*REQUIRED TASK*
Could you write out every entry exactly as it stands?

::::::::::

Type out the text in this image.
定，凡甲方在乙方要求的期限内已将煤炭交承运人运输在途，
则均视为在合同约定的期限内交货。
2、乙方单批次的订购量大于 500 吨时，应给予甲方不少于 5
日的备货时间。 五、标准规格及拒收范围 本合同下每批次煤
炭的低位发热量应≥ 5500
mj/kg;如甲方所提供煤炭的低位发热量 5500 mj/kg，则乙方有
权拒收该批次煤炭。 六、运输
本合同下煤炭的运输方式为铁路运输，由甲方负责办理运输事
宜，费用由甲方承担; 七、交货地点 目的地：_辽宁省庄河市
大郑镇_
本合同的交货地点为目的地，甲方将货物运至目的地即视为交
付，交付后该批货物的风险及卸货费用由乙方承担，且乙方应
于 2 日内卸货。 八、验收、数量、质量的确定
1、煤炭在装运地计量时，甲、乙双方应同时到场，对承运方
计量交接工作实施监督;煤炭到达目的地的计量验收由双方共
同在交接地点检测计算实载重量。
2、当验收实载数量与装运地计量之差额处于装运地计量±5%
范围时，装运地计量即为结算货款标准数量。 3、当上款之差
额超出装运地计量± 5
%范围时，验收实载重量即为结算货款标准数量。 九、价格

::::::::::

*EXERCISE OUTPUT*
Type out the text in this image.
定，凡甲方在乙方要求的期限内已将煤炭交承运人运输在途，
则均视为在合同约定的期限内交货。
2、乙方单批次的订购量大于 500 吨时，应给予甲方不少于 5
日的备货时间。 五、标准规格及拒收范围 本合同下每批次煤
炭的低位发热量应≥ 5500
mj/kg;如甲方所提供煤炭的低位发热量 5500 mj/kg，则乙方有
权拒收该批次煤炭。 六、运输
本合同下煤炭的运输方式为铁路运输，由甲方负责办理运输事
宜，费用由甲方承担; 七、交货地点 目的地：_辽宁省庄河市
大郑镇_
本合同的交货地点为目的地，甲方将货物运至目的地即视为交
付，交付后该批货物的风险及卸货费用由乙方承担，且乙方应
于 2 日内卸货。 八、验收、数量、质量的确定
1、煤炭在装运地计量时，甲、乙双方应同时到场，对承运方
计量交接工作实施监督;煤炭到达目的地的计量验收由双方共
同在交接地点检测计算实载重量。
2、当验收实载数量与装运地计量之差额处于装运地计量±5%
范围时，装运地计量即为结算货款标准数量。 3、当上款之差
额超出装运地计量± 5
%范围时，验收实载重量即为结算货款标准数量。 九、价格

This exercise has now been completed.